_Brano fornito_.
Chi? Come? E perché?
Dunque chi, come, e soprattutto perché? Sono queste le domande a cui il rapporto prova a rispondere, attraverso l’analisi di fonti sia aperte che riservate.
Innanzitutto chi: per il Copasir è chiaro che ad agire sono attori Statuali, che utilizzano i media digitali per attività di propaganda interna ed estera, nonché per inquinare il dibattito in Stati esteri, influenzando l’opinione pubblica; a cui si aggiungono attori strutturati come think tank, movimenti politici, professionisti della comunicazione e gruppi industriali; e infine speculatori, come mitomani o portatori di interessi personali.
Soggetti che portano avanti una strutturata attività di disinformazione utilizzando social media, applicazioni di messaggistica istantanea e siti web, spesso ricorrendo a sistemi automatici di generazione e rilancio dei contenuti, come i Bot.
Infine gli obiettivi, che mettono nel mirino sia il dibattito politico interno ai singoli Paesi, con lo scopo di screditare l’operato dei governi, che il dibattito internazionale, tra le altre cose provando a gettare discredito sull’Unione europea.
A tale proposito, un documento interno dello European External Action Service (agenzia diplomatica dell’Unione Europea) del 16 marzo scorso avrebbe rilevato “una significativa campagna di disinformazione condotta dai media di stato russi e dalle fonti pro Cremlino” attraverso la diffusione di fake-news in inglese, spagnolo, tedesco e francese, allo scopo di ostacolare la comunicazione ufficiale europea di risposta alla crisi del Covid.
Tra gli esempi riportati dell’intensa attività di alcuni media filo-russi volta ad amplificare le divisioni sociali e seminare diffidenza e panico soprattutto in Occidente, vi sono alcuni contenuti diffusi dal canale all news di Mosca Sputnik, con alcune notizie che sono entrate nella classifica pubblicata da EuObserver delle fake news russe più lette. Tra queste la teoria secondo la quale il Coronavirus sarebbe stato creato in laboratorio come strumento per portare avanti la guerra ibrida, o quella secondo cui il Covid sarebbe molto probabilmente un attacco biologico condotto dagli Stati Uniti per colpire prima la Cina, poi l’Iran e successivamente il resto del mondo.

_Lavoro richiesto_. Prosegui il brano sulla disinformazione e sulle fake news partendo dopo la sua ultima frase. L'elenco riportato qui sotto non è necessario.

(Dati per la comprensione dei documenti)
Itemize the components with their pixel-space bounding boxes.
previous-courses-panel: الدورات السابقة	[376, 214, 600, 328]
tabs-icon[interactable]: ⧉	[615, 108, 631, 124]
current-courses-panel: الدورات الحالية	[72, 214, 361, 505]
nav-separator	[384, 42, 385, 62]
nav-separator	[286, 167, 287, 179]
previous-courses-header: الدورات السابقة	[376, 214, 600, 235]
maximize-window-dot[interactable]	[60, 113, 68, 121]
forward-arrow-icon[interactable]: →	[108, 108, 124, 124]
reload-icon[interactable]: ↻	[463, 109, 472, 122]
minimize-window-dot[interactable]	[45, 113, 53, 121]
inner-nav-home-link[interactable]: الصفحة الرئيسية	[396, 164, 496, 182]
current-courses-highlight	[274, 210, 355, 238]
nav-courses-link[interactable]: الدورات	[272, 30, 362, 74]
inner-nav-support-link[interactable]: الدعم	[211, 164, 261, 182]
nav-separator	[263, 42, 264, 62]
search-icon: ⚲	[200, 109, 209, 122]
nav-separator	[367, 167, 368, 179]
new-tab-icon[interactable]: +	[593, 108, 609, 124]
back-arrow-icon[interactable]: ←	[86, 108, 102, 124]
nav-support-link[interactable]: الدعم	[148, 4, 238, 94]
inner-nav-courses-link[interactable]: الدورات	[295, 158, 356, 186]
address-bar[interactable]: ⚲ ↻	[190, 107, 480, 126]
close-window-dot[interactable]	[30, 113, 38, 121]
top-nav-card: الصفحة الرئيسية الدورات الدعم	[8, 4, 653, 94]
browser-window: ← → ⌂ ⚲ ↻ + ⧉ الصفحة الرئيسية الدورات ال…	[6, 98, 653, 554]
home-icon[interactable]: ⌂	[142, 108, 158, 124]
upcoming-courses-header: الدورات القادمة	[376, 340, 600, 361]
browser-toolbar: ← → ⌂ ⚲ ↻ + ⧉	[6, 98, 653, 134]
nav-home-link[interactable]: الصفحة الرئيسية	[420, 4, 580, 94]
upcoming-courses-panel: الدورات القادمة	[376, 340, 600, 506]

_Risposta all'esercizio_.
Quanto alla Cina, singolare il caso del tweet storm che si è scatenato dopo l’arrivo in Italia di nove medici cinesi e di trenta tonnellate di materiale sanitario. Tra l’11 e il 23 marzo, infatti, l’hashtag #ForzaCinaeItalia ha avuto un enorme numero di retweet, a partire dalla campagna lanciata dall’account dell’ambasciata cinese in Italia, che secondo l’analisi di Alkemy è stata generata quasi per la metà da Bot.
Per Enrico Borghi, membro del Copasir incaricato di svolgere l’approfondimento sulle fake news, “il lavoro svolto conferma che l’Italia è un obiettivo, sia di soggetti esterni che di soggetti interni, che hanno l’interesse di utilizzare il Covid-19 da una parte per sostenere un’indimostrabile superiorità degli Stati autocratici rispetto ai modelli democratici e dall’altra per cercare di soffiare sulle difficoltà di parte dell’opinione pubblica per far passare messaggi destabilizzanti”.
Trump vs Twitter
Un quadro non confortante, a cui si aggiungono notizie come quella dello scontro tra Twitter e Trump, con il presidente che nella democratica America minaccia la chiusura dei social network, dopo essersi visto bollare un tweet come fake.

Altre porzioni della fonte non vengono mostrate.